What the exercise asks: Your task is to reproduce the material exactly.

[Collected data]
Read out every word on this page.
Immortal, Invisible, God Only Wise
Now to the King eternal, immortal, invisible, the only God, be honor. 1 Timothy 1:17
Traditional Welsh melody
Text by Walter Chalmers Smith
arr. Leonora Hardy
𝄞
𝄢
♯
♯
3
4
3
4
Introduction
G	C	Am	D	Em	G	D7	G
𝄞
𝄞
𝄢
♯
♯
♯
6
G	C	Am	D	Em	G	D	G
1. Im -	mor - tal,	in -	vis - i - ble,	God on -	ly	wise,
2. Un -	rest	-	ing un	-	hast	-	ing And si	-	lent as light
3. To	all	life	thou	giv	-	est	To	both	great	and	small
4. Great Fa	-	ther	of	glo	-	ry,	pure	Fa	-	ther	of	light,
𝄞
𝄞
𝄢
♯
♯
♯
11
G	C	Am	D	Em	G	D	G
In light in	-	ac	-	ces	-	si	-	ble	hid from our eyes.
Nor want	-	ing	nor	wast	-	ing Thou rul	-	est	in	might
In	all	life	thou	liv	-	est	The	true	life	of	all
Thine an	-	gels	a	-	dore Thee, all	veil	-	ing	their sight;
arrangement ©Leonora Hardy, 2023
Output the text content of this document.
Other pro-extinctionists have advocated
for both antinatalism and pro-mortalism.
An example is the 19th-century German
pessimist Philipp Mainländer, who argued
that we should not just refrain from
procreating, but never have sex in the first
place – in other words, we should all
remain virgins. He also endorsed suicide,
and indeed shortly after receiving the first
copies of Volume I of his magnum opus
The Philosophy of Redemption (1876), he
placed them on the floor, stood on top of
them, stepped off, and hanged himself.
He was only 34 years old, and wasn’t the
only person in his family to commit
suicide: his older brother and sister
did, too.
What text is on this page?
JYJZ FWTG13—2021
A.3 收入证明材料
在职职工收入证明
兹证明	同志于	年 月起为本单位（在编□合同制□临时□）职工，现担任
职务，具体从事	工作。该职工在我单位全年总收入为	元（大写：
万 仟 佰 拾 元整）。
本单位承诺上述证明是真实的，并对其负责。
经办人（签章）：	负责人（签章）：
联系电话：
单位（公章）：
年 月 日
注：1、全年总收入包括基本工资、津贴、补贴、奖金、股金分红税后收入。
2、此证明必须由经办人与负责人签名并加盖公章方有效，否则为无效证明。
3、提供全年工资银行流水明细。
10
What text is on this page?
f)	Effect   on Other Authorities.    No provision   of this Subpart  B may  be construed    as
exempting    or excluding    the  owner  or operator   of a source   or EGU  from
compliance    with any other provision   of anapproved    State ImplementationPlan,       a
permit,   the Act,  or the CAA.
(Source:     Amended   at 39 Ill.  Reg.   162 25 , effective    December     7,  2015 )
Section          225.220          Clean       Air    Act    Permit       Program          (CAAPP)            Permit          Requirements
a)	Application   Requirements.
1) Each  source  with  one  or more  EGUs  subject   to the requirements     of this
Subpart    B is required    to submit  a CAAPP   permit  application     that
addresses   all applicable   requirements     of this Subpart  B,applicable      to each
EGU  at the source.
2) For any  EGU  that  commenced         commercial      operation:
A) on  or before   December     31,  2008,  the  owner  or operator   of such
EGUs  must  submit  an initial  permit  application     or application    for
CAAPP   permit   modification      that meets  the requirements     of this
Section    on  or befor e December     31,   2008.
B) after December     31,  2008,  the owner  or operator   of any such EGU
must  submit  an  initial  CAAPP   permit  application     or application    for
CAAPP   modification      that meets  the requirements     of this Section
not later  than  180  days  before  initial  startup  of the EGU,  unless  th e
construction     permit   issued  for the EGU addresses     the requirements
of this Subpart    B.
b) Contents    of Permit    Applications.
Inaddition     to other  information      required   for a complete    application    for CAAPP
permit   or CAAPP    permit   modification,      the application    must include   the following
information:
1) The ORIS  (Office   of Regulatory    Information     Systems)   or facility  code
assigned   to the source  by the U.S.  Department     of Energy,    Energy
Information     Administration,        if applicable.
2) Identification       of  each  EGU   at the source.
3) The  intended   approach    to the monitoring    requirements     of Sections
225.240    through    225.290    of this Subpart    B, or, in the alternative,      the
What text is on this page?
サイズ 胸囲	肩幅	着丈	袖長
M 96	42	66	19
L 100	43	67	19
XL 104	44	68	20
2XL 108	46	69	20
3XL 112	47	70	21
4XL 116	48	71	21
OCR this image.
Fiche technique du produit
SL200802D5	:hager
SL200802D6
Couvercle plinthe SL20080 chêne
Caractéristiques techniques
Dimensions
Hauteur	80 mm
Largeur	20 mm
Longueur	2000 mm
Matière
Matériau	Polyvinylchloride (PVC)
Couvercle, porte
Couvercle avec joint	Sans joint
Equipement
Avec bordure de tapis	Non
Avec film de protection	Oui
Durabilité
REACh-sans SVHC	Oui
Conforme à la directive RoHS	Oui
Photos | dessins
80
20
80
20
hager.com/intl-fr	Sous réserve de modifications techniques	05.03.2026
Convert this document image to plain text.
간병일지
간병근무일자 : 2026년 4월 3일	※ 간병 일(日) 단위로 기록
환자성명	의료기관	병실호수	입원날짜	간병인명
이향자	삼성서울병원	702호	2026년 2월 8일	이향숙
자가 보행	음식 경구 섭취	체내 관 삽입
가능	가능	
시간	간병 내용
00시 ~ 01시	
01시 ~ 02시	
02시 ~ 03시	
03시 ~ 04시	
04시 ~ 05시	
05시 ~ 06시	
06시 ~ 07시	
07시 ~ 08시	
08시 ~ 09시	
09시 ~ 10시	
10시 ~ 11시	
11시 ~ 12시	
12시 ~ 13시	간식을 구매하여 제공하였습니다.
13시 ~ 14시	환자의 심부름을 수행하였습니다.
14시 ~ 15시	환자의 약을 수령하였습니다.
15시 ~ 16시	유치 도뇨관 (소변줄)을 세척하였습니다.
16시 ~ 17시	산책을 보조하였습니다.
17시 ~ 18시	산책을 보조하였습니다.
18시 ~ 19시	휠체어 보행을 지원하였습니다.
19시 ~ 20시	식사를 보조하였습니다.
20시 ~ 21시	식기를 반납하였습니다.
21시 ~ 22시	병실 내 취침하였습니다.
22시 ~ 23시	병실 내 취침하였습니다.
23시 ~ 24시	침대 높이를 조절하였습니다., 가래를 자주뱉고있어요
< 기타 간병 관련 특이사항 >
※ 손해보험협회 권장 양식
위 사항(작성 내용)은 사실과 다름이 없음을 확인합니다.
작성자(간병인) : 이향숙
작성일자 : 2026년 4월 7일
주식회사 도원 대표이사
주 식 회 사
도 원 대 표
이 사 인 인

Full response:
Read out every word on this page.
Immortal, Invisible, God Only Wise
Now to the King eternal, immortal, invisible, the only God, be honor. 1 Timothy 1:17
Traditional Welsh melody
Text by Walter Chalmers Smith
arr. Leonora Hardy
𝄞
𝄢
♯
♯
3
4
3
4
Introduction
G	C	Am	D	Em	G	D7	G
𝄞
𝄞
𝄢
♯
♯
♯
6
G	C	Am	D	Em	G	D	G
1. Im -	mor - tal,	in -	vis - i - ble,	God on -	ly	wise,
2. Un -	rest	-	ing un	-	hast	-	ing And si	-	lent as light
3. To	all	life	thou	giv	-	est	To	both	great	and	small
4. Great Fa	-	ther	of	glo	-	ry,	pure	Fa	-	ther	of	light,
𝄞
𝄞
𝄢
♯
♯
♯
11
G	C	Am	D	Em	G	D	G
In light in	-	ac	-	ces	-	si	-	ble	hid from our eyes.
Nor want	-	ing	nor	wast	-	ing Thou rul	-	est	in	might
In	all	life	thou	liv	-	est	The	true	life	of	all
Thine an	-	gels	a	-	dore Thee, all	veil	-	ing	their sight;
arrangement ©Leonora Hardy, 2023
Output the text content of this document.
Other pro-extinctionists have advocated
for both antinatalism and pro-mortalism.
An example is the 19th-century German
pessimist Philipp Mainländer, who argued
that we should not just refrain from
procreating, but never have sex in the first
place – in other words, we should all
remain virgins. He also endorsed suicide,
and indeed shortly after receiving the first
copies of Volume I of his magnum opus
The Philosophy of Redemption (1876), he
placed them on the floor, stood on top of
them, stepped off, and hanged himself.
He was only 34 years old, and wasn’t the
only person in his family to commit
suicide: his older brother and sister
did, too.
What text is on this page?
JYJZ FWTG13—2021
A.3 收入证明材料
在职职工收入证明
兹证明	同志于	年 月起为本单位（在编□合同制□临时□）职工，现担任
职务，具体从事	工作。该职工在我单位全年总收入为	元（大写：
万 仟 佰 拾 元整）。
本单位承诺上述证明是真实的，并对其负责。
经办人（签章）：	负责人（签章）：
联系电话：
单位（公章）：
年 月 日
注：1、全年总收入包括基本工资、津贴、补贴、奖金、股金分红税后收入。
2、此证明必须由经办人与负责人签名并加盖公章方有效，否则为无效证明。
3、提供全年工资银行流水明细。
10
What text is on this page?
f)	Effect   on Other Authorities.    No provision   of this Subpart  B may  be construed    as
exempting    or excluding    the  owner  or operator   of a source   or EGU  from
compliance    with any other provision   of anapproved    State ImplementationPlan,       a
permit,   the Act,  or the CAA.
(Source:     Amended   at 39 Ill.  Reg.   162 25 , effective    December     7,  2015 )
Section          225.220          Clean       Air    Act    Permit       Program          (CAAPP)            Permit          Requirements
a)	Application   Requirements.
1) Each  source  with  one  or more  EGUs  subject   to the requirements     of this
Subpart    B is required    to submit  a CAAPP   permit  application     that
addresses   all applicable   requirements     of this Subpart  B,applicable      to each
EGU  at the source.
2) For any  EGU  that  commenced         commercial      operation:
A) on  or before   December     31,  2008,  the  owner  or operator   of such
EGUs  must  submit  an initial  permit  application     or application    for
CAAPP   permit   modification      that meets  the requirements     of this
Section    on  or befor e December     31,   2008.
B) after December     31,  2008,  the owner  or operator   of any such EGU
must  submit  an  initial  CAAPP   permit  application     or application    for
CAAPP   modification      that meets  the requirements     of this Section
not later  than  180  days  before  initial  startup  of the EGU,  unless  th e
construction     permit   issued  for the EGU addresses     the requirements
of this Subpart    B.
b) Contents    of Permit    Applications.
Inaddition     to other  information      required   for a complete    application    for CAAPP
permit   or CAAPP    permit   modification,      the application    must include   the following
information:
1) The ORIS  (Office   of Regulatory    Information     Systems)   or facility  code
assigned   to the source  by the U.S.  Department     of Energy,    Energy
Information     Administration,        if applicable.
2) Identification       of  each  EGU   at the source.
3) The  intended   approach    to the monitoring    requirements     of Sections
225.240    through    225.290    of this Subpart    B, or, in the alternative,      the
What text is on this page?
サイズ 胸囲	肩幅	着丈	袖長
M 96	42	66	19
L 100	43	67	19
XL 104	44	68	20
2XL 108	46	69	20
3XL 112	47	70	21
4XL 116	48	71	21
OCR this image.
Fiche technique du produit
SL200802D5	:hager
SL200802D6
Couvercle plinthe SL20080 chêne
Caractéristiques techniques
Dimensions
Hauteur	80 mm
Largeur	20 mm
Longueur	2000 mm
Matière
Matériau	Polyvinylchloride (PVC)
Couvercle, porte
Couvercle avec joint	Sans joint
Equipement
Avec bordure de tapis	Non
Avec film de protection	Oui
Durabilité
REACh-sans SVHC	Oui
Conforme à la directive RoHS	Oui
Photos | dessins
80
20
80
20
hager.com/intl-fr	Sous réserve de modifications techniques	05.03.2026
Convert this document image to plain text.
간병일지
간병근무일자 : 2026년 4월 3일	※ 간병 일(日) 단위로 기록
환자성명	의료기관	병실호수	입원날짜	간병인명
이향자	삼성서울병원	702호	2026년 2월 8일	이향숙
자가 보행	음식 경구 섭취	체내 관 삽입
가능	가능	
시간	간병 내용
00시 ~ 01시	
01시 ~ 02시	
02시 ~ 03시	
03시 ~ 04시	
04시 ~ 05시	
05시 ~ 06시	
06시 ~ 07시	
07시 ~ 08시	
08시 ~ 09시	
09시 ~ 10시	
10시 ~ 11시	
11시 ~ 12시	
12시 ~ 13시	간식을 구매하여 제공하였습니다.
13시 ~ 14시	환자의 심부름을 수행하였습니다.
14시 ~ 15시	환자의 약을 수령하였습니다.
15시 ~ 16시	유치 도뇨관 (소변줄)을 세척하였습니다.
16시 ~ 17시	산책을 보조하였습니다.
17시 ~ 18시	산책을 보조하였습니다.
18시 ~ 19시	휠체어 보행을 지원하였습니다.
19시 ~ 20시	식사를 보조하였습니다.
20시 ~ 21시	식기를 반납하였습니다.
21시 ~ 22시	병실 내 취침하였습니다.
22시 ~ 23시	병실 내 취침하였습니다.
23시 ~ 24시	침대 높이를 조절하였습니다., 가래를 자주뱉고있어요
< 기타 간병 관련 특이사항 >
※ 손해보험협회 권장 양식
위 사항(작성 내용)은 사실과 다름이 없음을 확인합니다.
작성자(간병인) : 이향숙
작성일자 : 2026년 4월 7일
주식회사 도원 대표이사
주 식 회 사
도 원 대 표
이 사 인 인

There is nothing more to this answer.